+++ GIVEN DATA

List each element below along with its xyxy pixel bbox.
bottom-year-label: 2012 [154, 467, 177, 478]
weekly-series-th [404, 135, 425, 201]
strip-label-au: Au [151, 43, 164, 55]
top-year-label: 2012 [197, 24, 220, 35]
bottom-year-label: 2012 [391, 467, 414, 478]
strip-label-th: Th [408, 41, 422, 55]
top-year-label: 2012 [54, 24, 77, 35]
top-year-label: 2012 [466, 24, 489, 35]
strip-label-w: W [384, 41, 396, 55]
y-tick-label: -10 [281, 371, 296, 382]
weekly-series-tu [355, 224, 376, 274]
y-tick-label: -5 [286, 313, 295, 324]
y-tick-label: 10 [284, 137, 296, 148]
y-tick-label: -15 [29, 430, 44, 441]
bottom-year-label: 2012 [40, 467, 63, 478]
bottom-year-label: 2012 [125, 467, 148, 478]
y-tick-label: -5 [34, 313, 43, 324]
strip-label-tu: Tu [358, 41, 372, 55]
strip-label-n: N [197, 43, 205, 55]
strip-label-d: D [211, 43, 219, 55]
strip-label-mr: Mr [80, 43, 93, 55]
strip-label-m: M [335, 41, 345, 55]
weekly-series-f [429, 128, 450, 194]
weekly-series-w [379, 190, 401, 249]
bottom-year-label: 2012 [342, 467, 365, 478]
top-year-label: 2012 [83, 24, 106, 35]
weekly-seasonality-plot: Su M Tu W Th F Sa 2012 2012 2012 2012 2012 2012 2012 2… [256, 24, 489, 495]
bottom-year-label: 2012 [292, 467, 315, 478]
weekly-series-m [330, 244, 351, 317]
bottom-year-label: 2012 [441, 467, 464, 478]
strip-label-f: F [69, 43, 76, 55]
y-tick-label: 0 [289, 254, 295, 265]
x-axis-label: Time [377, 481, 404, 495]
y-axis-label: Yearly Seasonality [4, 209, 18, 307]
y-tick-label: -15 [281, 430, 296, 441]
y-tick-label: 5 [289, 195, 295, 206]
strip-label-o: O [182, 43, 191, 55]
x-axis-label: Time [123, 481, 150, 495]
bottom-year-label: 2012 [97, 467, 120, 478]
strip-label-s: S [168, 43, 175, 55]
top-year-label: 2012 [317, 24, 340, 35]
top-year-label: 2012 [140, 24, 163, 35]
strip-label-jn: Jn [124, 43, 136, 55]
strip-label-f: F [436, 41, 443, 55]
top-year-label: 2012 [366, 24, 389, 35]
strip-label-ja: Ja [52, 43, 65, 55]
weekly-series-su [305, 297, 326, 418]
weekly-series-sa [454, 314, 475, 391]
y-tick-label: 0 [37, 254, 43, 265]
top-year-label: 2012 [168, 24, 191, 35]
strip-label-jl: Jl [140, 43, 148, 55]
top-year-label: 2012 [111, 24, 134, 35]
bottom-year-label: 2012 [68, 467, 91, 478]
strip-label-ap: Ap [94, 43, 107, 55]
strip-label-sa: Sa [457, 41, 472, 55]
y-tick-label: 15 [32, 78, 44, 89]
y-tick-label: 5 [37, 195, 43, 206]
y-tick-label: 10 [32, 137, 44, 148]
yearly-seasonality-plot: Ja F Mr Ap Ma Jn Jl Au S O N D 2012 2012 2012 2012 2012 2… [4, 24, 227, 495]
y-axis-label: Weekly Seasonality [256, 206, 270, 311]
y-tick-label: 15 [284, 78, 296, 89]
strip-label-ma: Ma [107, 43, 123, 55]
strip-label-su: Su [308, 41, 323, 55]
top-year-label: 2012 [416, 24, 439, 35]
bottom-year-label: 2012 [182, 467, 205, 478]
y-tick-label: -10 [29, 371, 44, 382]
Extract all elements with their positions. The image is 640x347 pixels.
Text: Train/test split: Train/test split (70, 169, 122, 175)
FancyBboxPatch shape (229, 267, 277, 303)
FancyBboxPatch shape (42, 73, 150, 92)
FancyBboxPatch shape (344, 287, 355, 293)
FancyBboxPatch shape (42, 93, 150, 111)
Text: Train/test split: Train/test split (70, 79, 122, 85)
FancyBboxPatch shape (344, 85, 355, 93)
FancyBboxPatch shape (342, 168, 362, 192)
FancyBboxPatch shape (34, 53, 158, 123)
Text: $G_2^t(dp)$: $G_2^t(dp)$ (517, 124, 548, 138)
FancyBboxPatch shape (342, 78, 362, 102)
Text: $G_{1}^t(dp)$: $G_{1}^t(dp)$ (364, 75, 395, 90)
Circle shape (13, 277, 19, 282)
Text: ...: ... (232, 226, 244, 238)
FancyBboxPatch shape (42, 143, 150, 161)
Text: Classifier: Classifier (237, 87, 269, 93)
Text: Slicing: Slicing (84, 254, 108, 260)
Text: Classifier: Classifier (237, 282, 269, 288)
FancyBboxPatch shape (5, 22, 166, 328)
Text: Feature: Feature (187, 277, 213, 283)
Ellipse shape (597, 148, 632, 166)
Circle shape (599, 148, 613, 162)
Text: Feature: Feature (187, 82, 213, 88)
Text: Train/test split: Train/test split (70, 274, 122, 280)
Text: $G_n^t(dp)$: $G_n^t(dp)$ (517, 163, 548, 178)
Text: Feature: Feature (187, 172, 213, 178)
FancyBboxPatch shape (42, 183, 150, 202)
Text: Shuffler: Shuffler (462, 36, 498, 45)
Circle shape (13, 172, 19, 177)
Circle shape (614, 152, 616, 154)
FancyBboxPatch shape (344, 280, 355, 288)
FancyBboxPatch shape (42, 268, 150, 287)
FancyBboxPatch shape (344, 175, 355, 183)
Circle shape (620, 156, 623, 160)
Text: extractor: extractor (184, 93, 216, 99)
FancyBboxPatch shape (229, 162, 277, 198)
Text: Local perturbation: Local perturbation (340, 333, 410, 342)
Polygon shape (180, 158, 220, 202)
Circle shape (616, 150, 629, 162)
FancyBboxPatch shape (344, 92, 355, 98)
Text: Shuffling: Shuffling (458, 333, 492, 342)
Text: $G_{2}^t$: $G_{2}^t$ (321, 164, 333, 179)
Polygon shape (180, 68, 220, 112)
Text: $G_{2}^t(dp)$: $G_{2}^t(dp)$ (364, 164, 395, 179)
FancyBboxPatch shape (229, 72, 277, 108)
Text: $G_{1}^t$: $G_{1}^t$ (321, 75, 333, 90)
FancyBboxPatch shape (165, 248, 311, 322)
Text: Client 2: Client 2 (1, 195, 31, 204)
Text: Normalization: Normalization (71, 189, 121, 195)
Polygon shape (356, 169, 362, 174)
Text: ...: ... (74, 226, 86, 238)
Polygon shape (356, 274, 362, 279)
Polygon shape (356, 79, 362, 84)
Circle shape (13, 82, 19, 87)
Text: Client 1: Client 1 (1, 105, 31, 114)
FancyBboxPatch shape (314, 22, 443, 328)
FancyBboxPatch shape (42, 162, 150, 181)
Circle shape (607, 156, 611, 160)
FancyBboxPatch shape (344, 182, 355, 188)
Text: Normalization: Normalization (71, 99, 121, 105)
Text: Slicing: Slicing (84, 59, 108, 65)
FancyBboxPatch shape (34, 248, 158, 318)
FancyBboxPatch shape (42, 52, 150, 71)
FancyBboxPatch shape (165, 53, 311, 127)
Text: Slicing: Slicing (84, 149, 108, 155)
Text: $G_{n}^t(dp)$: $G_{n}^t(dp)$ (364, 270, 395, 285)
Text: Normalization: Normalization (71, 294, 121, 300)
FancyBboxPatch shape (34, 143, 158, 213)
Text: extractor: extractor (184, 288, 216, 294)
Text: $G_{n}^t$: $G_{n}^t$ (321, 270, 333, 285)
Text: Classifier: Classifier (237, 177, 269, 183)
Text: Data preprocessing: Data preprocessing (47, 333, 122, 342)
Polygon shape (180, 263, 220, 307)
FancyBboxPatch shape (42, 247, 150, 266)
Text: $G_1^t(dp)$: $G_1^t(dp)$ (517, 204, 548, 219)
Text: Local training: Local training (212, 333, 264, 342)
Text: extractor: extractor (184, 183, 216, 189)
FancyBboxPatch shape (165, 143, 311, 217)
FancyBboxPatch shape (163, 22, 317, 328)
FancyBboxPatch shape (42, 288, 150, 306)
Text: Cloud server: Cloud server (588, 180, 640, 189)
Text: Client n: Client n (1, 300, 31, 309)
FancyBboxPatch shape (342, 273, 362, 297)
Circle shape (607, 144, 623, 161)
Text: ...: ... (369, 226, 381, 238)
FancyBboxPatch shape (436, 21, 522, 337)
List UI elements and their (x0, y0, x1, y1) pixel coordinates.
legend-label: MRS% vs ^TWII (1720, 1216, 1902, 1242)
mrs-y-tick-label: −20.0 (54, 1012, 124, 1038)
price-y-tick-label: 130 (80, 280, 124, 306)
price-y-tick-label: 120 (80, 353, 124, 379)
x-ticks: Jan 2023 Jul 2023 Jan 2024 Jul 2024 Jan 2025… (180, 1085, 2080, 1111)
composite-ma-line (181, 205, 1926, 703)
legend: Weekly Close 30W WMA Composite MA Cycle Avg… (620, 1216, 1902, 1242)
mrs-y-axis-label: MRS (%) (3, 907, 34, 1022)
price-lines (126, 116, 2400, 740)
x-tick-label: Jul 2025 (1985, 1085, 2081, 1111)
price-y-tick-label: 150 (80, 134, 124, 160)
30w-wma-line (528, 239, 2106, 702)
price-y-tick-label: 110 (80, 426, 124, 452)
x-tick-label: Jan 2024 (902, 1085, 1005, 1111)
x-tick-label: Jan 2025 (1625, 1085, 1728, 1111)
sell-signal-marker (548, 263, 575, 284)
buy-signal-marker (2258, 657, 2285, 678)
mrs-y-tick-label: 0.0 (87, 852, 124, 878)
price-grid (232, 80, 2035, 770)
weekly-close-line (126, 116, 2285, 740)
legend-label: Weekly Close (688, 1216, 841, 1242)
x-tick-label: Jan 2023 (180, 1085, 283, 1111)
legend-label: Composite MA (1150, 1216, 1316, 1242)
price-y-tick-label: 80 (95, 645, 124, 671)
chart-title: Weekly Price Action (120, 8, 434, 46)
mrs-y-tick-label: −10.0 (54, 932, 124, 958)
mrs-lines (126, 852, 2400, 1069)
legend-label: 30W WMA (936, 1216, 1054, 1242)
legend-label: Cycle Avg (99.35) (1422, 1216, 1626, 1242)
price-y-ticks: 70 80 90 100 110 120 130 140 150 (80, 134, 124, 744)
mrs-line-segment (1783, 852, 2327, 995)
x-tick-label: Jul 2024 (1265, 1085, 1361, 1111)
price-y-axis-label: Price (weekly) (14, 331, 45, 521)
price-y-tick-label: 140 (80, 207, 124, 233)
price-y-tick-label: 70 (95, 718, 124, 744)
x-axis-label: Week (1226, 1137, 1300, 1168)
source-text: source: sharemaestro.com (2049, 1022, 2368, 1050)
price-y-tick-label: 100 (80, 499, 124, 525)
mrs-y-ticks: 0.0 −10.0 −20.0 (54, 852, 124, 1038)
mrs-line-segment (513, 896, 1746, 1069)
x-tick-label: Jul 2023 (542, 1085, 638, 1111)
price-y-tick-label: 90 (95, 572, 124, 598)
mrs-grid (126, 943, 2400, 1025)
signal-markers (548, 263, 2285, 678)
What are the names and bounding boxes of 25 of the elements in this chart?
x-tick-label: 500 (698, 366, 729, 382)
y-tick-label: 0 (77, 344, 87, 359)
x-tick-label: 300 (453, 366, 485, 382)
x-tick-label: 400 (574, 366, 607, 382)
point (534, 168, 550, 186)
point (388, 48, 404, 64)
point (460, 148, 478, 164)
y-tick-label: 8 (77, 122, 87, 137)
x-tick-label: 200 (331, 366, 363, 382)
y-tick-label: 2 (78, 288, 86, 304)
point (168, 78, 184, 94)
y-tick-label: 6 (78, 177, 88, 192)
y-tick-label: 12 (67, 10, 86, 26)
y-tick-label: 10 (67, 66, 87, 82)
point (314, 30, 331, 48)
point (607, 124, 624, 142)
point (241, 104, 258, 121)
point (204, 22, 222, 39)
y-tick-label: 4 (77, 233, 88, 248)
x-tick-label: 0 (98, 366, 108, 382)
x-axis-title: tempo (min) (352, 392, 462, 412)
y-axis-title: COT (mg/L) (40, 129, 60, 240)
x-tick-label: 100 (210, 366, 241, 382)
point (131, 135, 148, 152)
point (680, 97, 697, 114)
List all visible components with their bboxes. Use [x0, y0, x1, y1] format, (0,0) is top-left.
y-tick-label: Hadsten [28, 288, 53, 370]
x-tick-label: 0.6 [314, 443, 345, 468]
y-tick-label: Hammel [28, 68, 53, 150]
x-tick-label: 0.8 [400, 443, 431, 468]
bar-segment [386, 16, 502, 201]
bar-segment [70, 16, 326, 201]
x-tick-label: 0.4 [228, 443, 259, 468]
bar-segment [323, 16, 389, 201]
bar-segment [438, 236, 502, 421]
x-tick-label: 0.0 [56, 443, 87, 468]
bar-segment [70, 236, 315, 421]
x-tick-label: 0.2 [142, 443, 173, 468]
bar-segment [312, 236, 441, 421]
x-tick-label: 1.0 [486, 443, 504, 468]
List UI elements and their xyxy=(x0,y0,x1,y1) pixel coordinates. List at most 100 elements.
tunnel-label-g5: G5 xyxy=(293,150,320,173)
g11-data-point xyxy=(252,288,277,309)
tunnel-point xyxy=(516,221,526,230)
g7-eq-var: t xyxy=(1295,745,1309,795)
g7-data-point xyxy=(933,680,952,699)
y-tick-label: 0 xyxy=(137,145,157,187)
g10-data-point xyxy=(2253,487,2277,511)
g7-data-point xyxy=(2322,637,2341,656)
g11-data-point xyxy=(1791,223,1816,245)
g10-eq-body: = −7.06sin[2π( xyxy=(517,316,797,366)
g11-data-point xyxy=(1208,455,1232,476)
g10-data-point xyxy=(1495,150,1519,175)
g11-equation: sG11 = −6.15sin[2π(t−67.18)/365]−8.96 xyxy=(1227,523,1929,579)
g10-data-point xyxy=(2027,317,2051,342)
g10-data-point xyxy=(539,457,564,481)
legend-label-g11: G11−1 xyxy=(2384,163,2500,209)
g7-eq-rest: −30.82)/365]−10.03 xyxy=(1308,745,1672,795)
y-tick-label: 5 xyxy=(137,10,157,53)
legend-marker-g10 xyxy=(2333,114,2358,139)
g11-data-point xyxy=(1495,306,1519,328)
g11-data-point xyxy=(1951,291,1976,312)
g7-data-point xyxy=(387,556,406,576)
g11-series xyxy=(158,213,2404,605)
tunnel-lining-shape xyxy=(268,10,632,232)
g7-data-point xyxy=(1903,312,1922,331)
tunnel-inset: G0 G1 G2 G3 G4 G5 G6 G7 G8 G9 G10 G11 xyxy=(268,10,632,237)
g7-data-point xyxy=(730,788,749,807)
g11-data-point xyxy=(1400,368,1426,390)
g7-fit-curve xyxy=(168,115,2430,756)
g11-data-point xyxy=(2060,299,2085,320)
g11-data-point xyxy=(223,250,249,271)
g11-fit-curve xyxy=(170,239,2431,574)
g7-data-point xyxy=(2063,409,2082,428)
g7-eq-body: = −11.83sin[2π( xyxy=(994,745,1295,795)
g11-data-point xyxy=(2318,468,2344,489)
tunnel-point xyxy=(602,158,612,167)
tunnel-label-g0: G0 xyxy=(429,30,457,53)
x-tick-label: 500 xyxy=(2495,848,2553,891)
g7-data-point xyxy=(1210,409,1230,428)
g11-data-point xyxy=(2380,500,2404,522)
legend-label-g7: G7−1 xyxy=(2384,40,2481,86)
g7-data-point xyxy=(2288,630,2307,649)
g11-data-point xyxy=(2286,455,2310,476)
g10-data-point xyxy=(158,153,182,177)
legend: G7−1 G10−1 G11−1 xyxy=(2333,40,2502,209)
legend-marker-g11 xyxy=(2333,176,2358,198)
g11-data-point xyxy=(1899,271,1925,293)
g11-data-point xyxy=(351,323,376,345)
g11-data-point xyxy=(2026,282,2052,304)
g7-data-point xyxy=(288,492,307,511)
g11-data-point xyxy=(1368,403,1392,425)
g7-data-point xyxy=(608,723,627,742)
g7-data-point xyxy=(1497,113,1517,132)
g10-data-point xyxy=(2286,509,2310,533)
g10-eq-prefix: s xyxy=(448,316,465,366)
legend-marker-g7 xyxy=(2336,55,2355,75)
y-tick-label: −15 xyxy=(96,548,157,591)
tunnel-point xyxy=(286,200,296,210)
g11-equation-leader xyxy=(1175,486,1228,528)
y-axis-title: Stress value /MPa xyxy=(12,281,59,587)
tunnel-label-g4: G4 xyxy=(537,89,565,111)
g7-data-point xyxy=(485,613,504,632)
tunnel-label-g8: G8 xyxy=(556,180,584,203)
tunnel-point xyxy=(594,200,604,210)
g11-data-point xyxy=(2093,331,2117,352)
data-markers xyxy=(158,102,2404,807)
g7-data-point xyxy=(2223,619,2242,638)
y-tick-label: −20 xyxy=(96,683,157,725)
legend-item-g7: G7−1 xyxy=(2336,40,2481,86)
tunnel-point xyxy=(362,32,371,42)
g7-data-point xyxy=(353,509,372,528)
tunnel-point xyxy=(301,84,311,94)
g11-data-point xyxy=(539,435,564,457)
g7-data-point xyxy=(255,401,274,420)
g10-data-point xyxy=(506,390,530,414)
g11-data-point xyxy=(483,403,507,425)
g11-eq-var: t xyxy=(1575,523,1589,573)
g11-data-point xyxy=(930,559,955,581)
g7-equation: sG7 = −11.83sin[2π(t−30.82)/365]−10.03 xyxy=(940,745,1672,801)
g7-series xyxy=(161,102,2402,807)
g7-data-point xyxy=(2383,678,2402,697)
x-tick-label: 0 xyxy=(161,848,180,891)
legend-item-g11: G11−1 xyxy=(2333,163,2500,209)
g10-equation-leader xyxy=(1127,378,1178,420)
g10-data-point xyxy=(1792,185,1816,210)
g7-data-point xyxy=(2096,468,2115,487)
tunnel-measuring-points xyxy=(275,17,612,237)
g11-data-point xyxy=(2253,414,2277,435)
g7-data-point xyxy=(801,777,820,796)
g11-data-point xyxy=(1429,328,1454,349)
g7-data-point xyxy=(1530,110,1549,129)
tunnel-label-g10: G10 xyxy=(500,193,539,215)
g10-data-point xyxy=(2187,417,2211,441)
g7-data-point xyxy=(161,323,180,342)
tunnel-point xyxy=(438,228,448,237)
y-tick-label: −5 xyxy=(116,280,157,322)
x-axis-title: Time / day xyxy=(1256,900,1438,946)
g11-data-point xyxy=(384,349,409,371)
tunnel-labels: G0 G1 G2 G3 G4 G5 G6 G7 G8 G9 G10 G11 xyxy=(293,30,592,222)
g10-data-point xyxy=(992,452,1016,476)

++++++

WHAT YOU HAVE TO DO:
Collect every line of the rows above that contains the word "Normalization", matching case exactly.

TASK RESPONSE:
Text: Normalization: Normalization (71, 189, 121, 195)
Text: Normalization: Normalization (71, 99, 121, 105)
Text: Normalization: Normalization (71, 294, 121, 300)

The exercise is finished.